--- START ---
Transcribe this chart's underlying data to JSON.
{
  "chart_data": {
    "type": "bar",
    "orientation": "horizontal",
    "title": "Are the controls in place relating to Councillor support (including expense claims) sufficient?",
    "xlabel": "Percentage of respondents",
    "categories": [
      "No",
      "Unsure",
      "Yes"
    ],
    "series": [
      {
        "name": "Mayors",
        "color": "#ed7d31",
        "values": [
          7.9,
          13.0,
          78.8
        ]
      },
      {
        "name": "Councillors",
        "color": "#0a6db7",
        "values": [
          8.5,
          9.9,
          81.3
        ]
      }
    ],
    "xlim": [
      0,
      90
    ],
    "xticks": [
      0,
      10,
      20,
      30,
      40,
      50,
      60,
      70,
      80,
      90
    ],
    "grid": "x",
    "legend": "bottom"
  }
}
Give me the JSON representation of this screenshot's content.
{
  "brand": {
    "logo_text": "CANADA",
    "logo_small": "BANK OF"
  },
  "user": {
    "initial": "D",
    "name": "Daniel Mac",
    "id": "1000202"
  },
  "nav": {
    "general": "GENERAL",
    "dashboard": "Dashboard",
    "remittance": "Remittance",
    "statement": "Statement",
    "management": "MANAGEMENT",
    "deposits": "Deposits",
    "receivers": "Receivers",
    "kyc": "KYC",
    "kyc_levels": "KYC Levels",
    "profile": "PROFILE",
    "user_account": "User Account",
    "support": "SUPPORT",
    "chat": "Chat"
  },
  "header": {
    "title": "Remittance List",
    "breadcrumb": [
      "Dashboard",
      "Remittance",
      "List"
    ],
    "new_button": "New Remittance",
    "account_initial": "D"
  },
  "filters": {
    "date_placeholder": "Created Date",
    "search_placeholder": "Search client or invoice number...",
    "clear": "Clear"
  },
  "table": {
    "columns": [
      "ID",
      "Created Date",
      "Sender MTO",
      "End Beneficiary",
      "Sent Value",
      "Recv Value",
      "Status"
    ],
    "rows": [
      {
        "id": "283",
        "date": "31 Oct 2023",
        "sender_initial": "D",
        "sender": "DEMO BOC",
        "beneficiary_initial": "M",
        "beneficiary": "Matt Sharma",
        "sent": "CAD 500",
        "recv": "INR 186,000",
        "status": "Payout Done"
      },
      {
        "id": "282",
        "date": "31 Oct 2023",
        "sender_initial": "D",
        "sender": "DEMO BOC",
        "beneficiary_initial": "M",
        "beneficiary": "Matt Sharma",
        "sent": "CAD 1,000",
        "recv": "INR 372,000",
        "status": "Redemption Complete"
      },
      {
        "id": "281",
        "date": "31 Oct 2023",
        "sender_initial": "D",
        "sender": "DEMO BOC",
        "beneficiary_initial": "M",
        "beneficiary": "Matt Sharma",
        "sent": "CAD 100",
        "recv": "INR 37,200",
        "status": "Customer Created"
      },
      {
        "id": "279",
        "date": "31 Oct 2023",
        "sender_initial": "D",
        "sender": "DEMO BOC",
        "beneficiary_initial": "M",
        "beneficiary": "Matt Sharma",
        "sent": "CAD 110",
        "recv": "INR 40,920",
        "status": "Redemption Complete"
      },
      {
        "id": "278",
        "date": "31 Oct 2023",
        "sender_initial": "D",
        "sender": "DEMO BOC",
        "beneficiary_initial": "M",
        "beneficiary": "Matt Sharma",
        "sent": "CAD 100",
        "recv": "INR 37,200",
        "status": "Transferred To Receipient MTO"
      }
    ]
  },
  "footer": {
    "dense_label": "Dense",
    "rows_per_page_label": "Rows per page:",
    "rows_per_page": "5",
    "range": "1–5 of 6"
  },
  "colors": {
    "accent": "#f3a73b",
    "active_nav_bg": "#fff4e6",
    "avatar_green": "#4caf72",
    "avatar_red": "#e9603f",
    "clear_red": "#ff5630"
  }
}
--- END ---
### Short task
Copy each entry exactly, with nothing added or dropped.

### Answer to this task
Transcribe this chart's underlying data to JSON.
{
  "chart_data": {
    "type": "bar",
    "orientation": "horizontal",
    "title": "Are the controls in place relating to Councillor support (including expense claims) sufficient?",
    "xlabel": "Percentage of respondents",
    "categories": [
      "No",
      "Unsure",
      "Yes"
    ],
    "series": [
      {
        "name": "Mayors",
        "color": "#ed7d31",
        "values": [
          7.9,
          13.0,
          78.8
        ]
      },
      {
        "name": "Councillors",
        "color": "#0a6db7",
        "values": [
          8.5,
          9.9,
          81.3
        ]
      }
    ],
    "xlim": [
      0,
      90
    ],
    "xticks": [
      0,
      10,
      20,
      30,
      40,
      50,
      60,
      70,
      80,
      90
    ],
    "grid": "x",
    "legend": "bottom"
  }
}
Give me the JSON representation of this screenshot's content.
{
  "brand": {
    "logo_text": "CANADA",
    "logo_small": "BANK OF"
  },
  "user": {
    "initial": "D",
    "name": "Daniel Mac",
    "id": "1000202"
  },
  "nav": {
    "general": "GENERAL",
    "dashboard": "Dashboard",
    "remittance": "Remittance",
    "statement": "Statement",
    "management": "MANAGEMENT",
    "deposits": "Deposits",
    "receivers": "Receivers",
    "kyc": "KYC",
    "kyc_levels": "KYC Levels",
    "profile": "PROFILE",
    "user_account": "User Account",
    "support": "SUPPORT",
    "chat": "Chat"
  },
  "header": {
    "title": "Remittance List",
    "breadcrumb": [
      "Dashboard",
      "Remittance",
      "List"
    ],
    "new_button": "New Remittance",
    "account_initial": "D"
  },
  "filters": {
    "date_placeholder": "Created Date",
    "search_placeholder": "Search client or invoice number...",
    "clear": "Clear"
  },
  "table": {
    "columns": [
      "ID",
      "Created Date",
      "Sender MTO",
      "End Beneficiary",
      "Sent Value",
      "Recv Value",
      "Status"
    ],
    "rows": [
      {
        "id": "283",
        "date": "31 Oct 2023",
        "sender_initial": "D",
        "sender": "DEMO BOC",
        "beneficiary_initial": "M",
        "beneficiary": "Matt Sharma",
        "sent": "CAD 500",
        "recv": "INR 186,000",
        "status": "Payout Done"
      },
      {
        "id": "282",
        "date": "31 Oct 2023",
        "sender_initial": "D",
        "sender": "DEMO BOC",
        "beneficiary_initial": "M",
        "beneficiary": "Matt Sharma",
        "sent": "CAD 1,000",
        "recv": "INR 372,000",
        "status": "Redemption Complete"
      },
      {
        "id": "281",
        "date": "31 Oct 2023",
        "sender_initial": "D",
        "sender": "DEMO BOC",
        "beneficiary_initial": "M",
        "beneficiary": "Matt Sharma",
        "sent": "CAD 100",
        "recv": "INR 37,200",
        "status": "Customer Created"
      },
      {
        "id": "279",
        "date": "31 Oct 2023",
        "sender_initial": "D",
        "sender": "DEMO BOC",
        "beneficiary_initial": "M",
        "beneficiary": "Matt Sharma",
        "sent": "CAD 110",
        "recv": "INR 40,920",
        "status": "Redemption Complete"
      },
      {
        "id": "278",
        "date": "31 Oct 2023",
        "sender_initial": "D",
        "sender": "DEMO BOC",
        "beneficiary_initial": "M",
        "beneficiary": "Matt Sharma",
        "sent": "CAD 100",
        "recv": "INR 37,200",
        "status": "Transferred To Receipient MTO"
      }
    ]
  },
  "footer": {
    "dense_label": "Dense",
    "rows_per_page_label": "Rows per page:",
    "rows_per_page": "5",
    "range": "1–5 of 6"
  },
  "colors": {
    "accent": "#f3a73b",
    "active_nav_bg": "#fff4e6",
    "avatar_green": "#4caf72",
    "avatar_red": "#e9603f",
    "clear_red": "#ff5630"
  }
}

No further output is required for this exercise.